(Items from a data source)
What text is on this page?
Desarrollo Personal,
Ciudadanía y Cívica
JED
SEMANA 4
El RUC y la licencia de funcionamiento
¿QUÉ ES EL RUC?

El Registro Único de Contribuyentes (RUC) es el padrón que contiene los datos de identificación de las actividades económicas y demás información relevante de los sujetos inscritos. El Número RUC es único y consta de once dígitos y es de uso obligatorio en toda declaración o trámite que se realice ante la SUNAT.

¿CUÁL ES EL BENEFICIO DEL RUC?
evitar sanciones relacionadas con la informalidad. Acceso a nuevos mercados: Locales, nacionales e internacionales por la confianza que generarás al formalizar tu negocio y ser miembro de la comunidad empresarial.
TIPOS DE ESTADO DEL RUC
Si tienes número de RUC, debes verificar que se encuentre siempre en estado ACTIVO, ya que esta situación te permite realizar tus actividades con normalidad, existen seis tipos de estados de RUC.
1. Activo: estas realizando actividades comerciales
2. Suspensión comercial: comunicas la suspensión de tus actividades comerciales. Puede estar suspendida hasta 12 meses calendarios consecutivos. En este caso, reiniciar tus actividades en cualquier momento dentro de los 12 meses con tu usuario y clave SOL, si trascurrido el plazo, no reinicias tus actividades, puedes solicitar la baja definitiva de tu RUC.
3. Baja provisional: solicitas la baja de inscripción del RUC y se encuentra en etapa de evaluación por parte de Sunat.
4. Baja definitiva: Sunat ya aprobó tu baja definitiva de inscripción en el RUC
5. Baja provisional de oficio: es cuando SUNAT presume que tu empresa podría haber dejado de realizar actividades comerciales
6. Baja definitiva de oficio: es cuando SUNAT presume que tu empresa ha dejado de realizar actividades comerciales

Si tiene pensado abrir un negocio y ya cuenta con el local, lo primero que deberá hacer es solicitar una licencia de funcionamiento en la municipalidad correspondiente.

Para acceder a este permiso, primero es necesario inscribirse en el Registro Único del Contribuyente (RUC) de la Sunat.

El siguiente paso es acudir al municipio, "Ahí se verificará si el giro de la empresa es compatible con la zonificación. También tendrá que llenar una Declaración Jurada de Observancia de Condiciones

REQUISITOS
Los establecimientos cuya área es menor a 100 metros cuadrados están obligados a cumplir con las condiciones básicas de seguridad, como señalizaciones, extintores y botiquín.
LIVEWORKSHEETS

*Prompt:* Produce an exact copy of all the records.

*Exercise output:*
What text is on this page?
Desarrollo Personal,
Ciudadanía y Cívica
JED
SEMANA 4
El RUC y la licencia de funcionamiento
¿QUÉ ES EL RUC?

El Registro Único de Contribuyentes (RUC) es el padrón que contiene los datos de identificación de las actividades económicas y demás información relevante de los sujetos inscritos. El Número RUC es único y consta de once dígitos y es de uso obligatorio en toda declaración o trámite que se realice ante la SUNAT.

¿CUÁL ES EL BENEFICIO DEL RUC?
evitar sanciones relacionadas con la informalidad. Acceso a nuevos mercados: Locales, nacionales e internacionales por la confianza que generarás al formalizar tu negocio y ser miembro de la comunidad empresarial.
TIPOS DE ESTADO DEL RUC
Si tienes número de RUC, debes verificar que se encuentre siempre en estado ACTIVO, ya que esta situación te permite realizar tus actividades con normalidad, existen seis tipos de estados de RUC.
1. Activo: estas realizando actividades comerciales
2. Suspensión comercial: comunicas la suspensión de tus actividades comerciales. Puede estar suspendida hasta 12 meses calendarios consecutivos. En este caso, reiniciar tus actividades en cualquier momento dentro de los 12 meses con tu usuario y clave SOL, si trascurrido el plazo, no reinicias tus actividades, puedes solicitar la baja definitiva de tu RUC.
3. Baja provisional: solicitas la baja de inscripción del RUC y se encuentra en etapa de evaluación por parte de Sunat.
4. Baja definitiva: Sunat ya aprobó tu baja definitiva de inscripción en el RUC
5. Baja provisional de oficio: es cuando SUNAT presume que tu empresa podría haber dejado de realizar actividades comerciales
6. Baja definitiva de oficio: es cuando SUNAT presume que tu empresa ha dejado de realizar actividades comerciales

Si tiene pensado abrir un negocio y ya cuenta con el local, lo primero que deberá hacer es solicitar una licencia de funcionamiento en la municipalidad correspondiente.

Para acceder a este permiso, primero es necesario inscribirse en el Registro Único del Contribuyente (RUC) de la Sunat.

El siguiente paso es acudir al municipio, "Ahí se verificará si el giro de la empresa es compatible con la zonificación. También tendrá que llenar una Declaración Jurada de Observancia de Condiciones

REQUISITOS
Los establecimientos cuya área es menor a 100 metros cuadrados están obligados a cumplir con las condiciones básicas de seguridad, como señalizaciones, extintores y botiquín.
LIVEWORKSHEETS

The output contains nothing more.